- _Written task_:
Restate all of the entries exactly, dropping any pictures they hold.

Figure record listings
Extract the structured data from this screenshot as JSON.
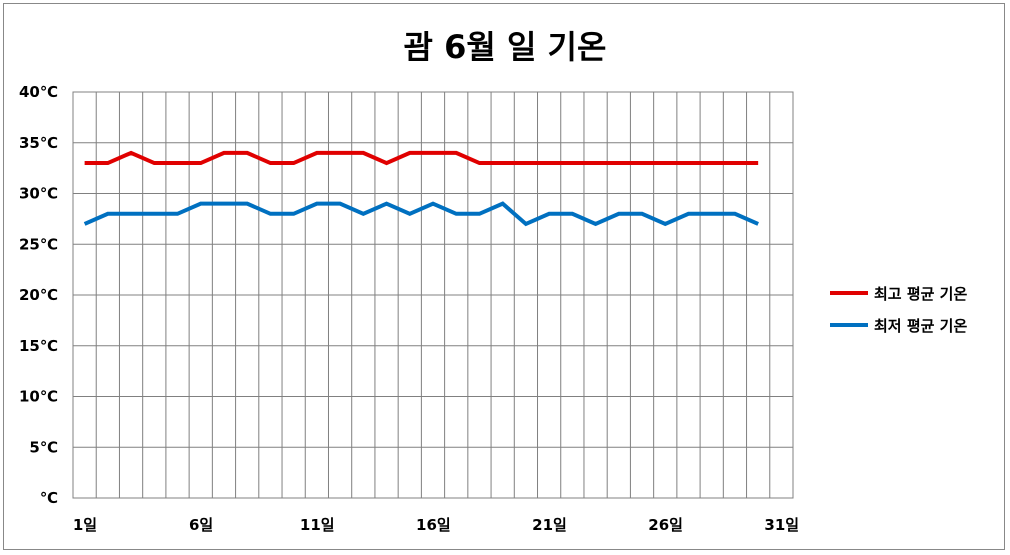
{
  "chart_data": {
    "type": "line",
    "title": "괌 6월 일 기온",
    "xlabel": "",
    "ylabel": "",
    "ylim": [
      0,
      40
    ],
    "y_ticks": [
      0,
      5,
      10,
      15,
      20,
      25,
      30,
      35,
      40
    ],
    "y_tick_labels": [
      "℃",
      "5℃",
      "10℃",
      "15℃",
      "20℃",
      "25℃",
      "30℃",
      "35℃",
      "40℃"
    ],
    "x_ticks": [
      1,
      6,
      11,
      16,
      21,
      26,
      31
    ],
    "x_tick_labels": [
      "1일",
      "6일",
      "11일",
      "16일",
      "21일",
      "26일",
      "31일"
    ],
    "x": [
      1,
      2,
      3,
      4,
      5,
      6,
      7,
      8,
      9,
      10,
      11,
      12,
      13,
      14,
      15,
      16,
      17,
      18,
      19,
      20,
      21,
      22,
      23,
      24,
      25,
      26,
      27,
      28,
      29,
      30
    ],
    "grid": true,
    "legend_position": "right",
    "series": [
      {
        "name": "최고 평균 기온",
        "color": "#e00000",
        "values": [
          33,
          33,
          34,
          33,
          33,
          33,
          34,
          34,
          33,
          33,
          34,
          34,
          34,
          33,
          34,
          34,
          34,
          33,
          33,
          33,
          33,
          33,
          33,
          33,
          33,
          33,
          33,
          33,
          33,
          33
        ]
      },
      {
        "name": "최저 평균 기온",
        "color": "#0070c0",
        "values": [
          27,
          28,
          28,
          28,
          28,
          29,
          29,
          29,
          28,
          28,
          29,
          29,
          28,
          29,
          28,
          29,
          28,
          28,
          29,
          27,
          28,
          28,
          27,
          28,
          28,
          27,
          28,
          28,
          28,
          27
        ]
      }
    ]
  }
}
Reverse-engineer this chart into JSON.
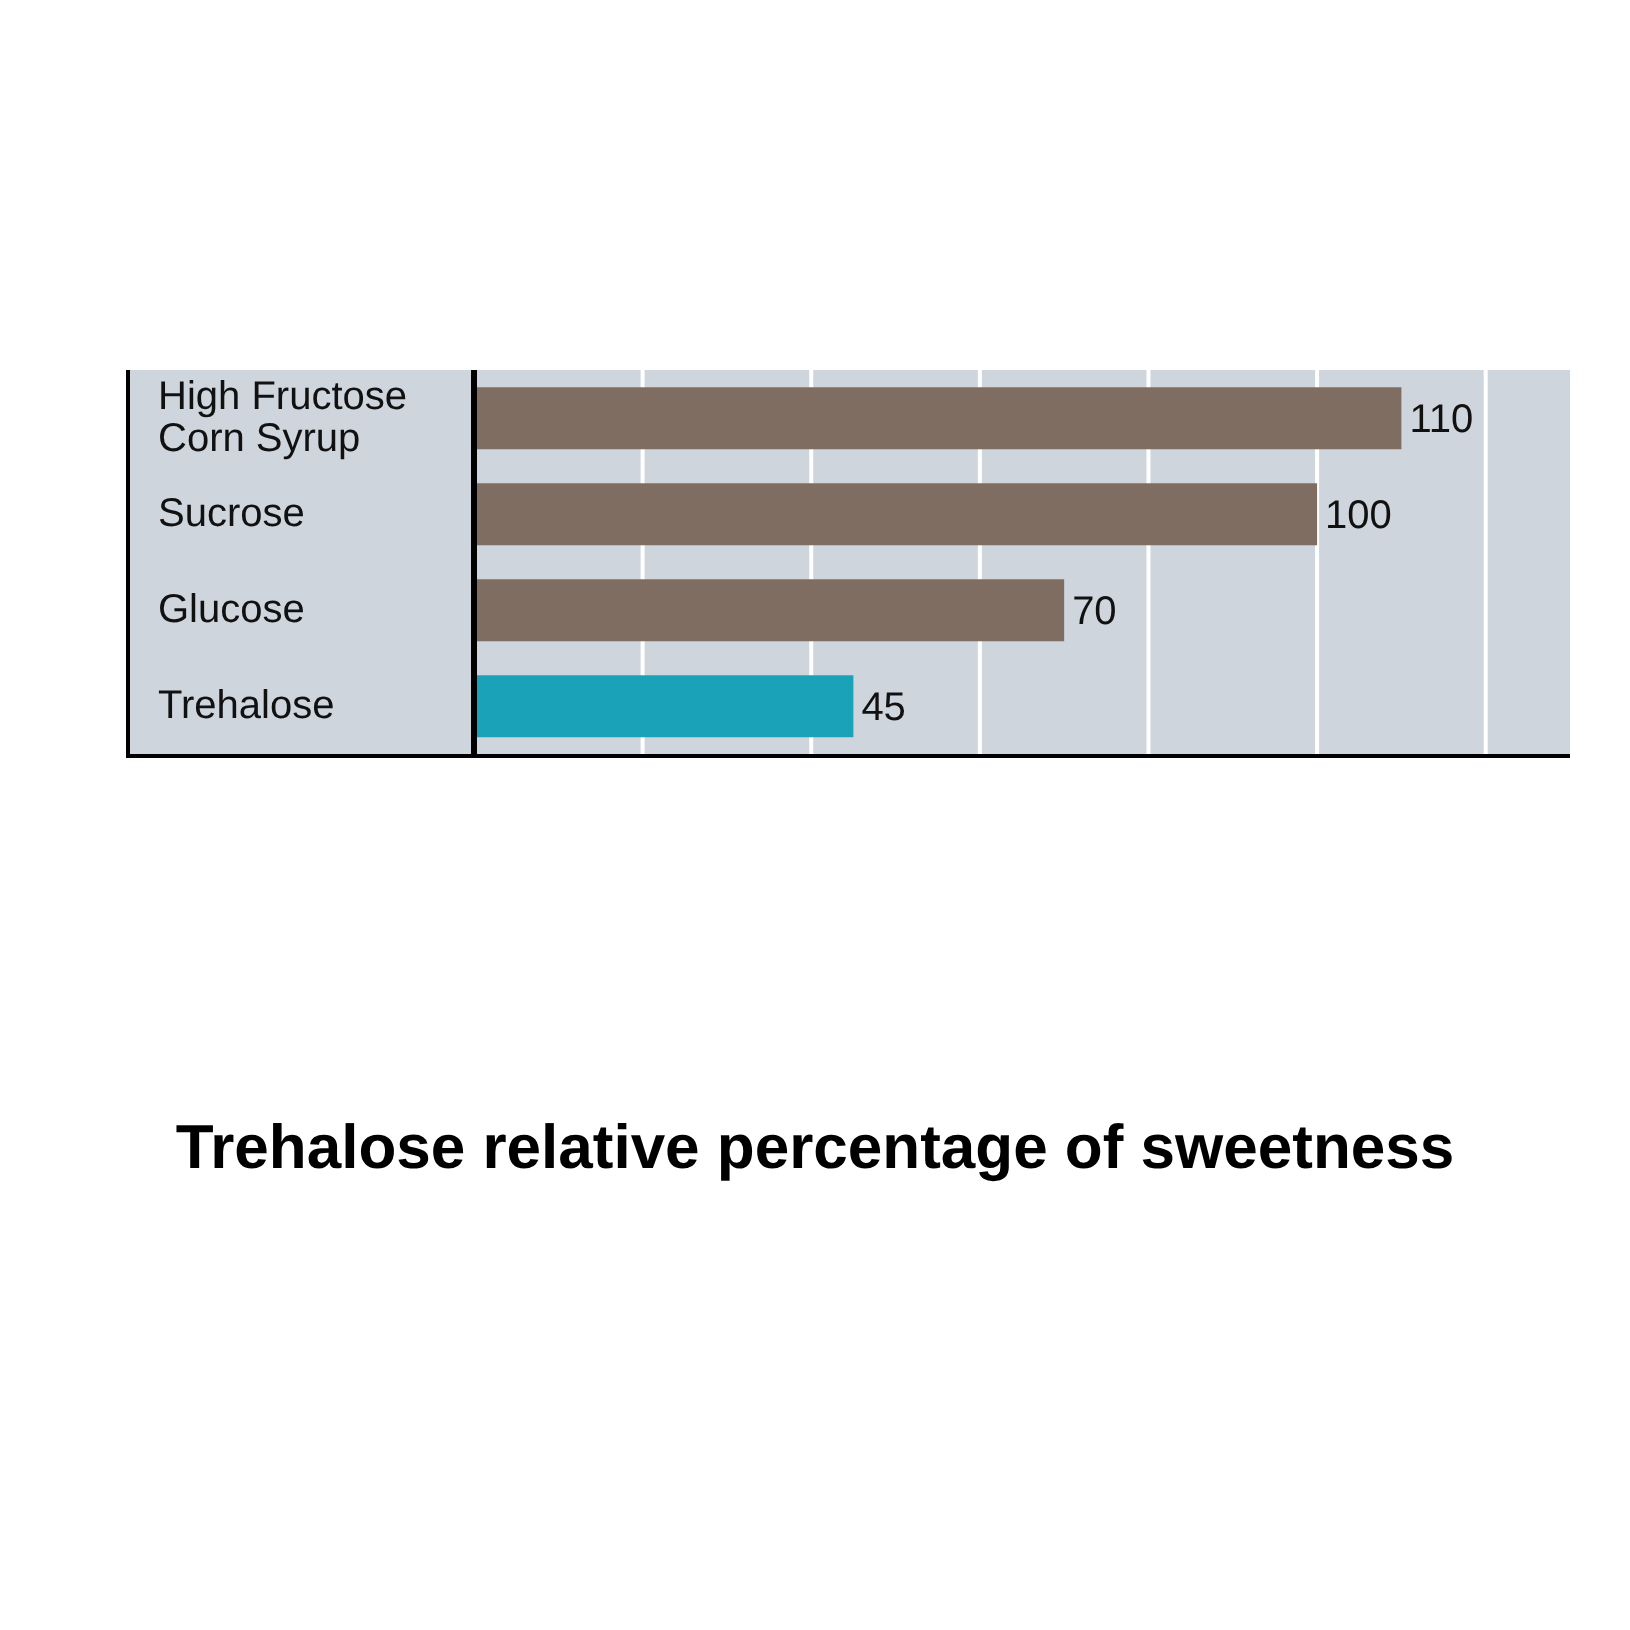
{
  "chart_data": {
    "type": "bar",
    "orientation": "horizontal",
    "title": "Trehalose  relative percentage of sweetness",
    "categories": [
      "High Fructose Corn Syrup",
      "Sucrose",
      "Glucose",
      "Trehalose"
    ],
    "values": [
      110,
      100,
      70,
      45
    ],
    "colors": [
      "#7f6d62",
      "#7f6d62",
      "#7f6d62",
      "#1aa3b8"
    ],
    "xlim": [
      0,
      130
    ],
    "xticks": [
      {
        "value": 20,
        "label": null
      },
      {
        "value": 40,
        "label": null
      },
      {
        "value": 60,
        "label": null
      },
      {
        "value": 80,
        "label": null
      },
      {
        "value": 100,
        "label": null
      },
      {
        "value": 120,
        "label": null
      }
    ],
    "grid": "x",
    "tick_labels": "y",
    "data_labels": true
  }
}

- _Response to this exercise_:
Extract the structured data from this screenshot as JSON.
{
  "chart_data": {
    "type": "line",
    "title": "괌 6월 일 기온",
    "xlabel": "",
    "ylabel": "",
    "ylim": [
      0,
      40
    ],
    "y_ticks": [
      0,
      5,
      10,
      15,
      20,
      25,
      30,
      35,
      40
    ],
    "y_tick_labels": [
      "℃",
      "5℃",
      "10℃",
      "15℃",
      "20℃",
      "25℃",
      "30℃",
      "35℃",
      "40℃"
    ],
    "x_ticks": [
      1,
      6,
      11,
      16,
      21,
      26,
      31
    ],
    "x_tick_labels": [
      "1일",
      "6일",
      "11일",
      "16일",
      "21일",
      "26일",
      "31일"
    ],
    "x": [
      1,
      2,
      3,
      4,
      5,
      6,
      7,
      8,
      9,
      10,
      11,
      12,
      13,
      14,
      15,
      16,
      17,
      18,
      19,
      20,
      21,
      22,
      23,
      24,
      25,
      26,
      27,
      28,
      29,
      30
    ],
    "grid": true,
    "legend_position": "right",
    "series": [
      {
        "name": "최고 평균 기온",
        "color": "#e00000",
        "values": [
          33,
          33,
          34,
          33,
          33,
          33,
          34,
          34,
          33,
          33,
          34,
          34,
          34,
          33,
          34,
          34,
          34,
          33,
          33,
          33,
          33,
          33,
          33,
          33,
          33,
          33,
          33,
          33,
          33,
          33
        ]
      },
      {
        "name": "최저 평균 기온",
        "color": "#0070c0",
        "values": [
          27,
          28,
          28,
          28,
          28,
          29,
          29,
          29,
          28,
          28,
          29,
          29,
          28,
          29,
          28,
          29,
          28,
          28,
          29,
          27,
          28,
          28,
          27,
          28,
          28,
          27,
          28,
          28,
          28,
          27
        ]
      }
    ]
  }
}
Reverse-engineer this chart into JSON.
{
  "chart_data": {
    "type": "bar",
    "orientation": "horizontal",
    "title": "Trehalose  relative percentage of sweetness",
    "categories": [
      "High Fructose Corn Syrup",
      "Sucrose",
      "Glucose",
      "Trehalose"
    ],
    "values": [
      110,
      100,
      70,
      45
    ],
    "colors": [
      "#7f6d62",
      "#7f6d62",
      "#7f6d62",
      "#1aa3b8"
    ],
    "xlim": [
      0,
      130
    ],
    "xticks": [
      {
        "value": 20,
        "label": null
      },
      {
        "value": 40,
        "label": null
      },
      {
        "value": 60,
        "label": null
      },
      {
        "value": 80,
        "label": null
      },
      {
        "value": 100,
        "label": null
      },
      {
        "value": 120,
        "label": null
      }
    ],
    "grid": "x",
    "tick_labels": "y",
    "data_labels": true
  }
}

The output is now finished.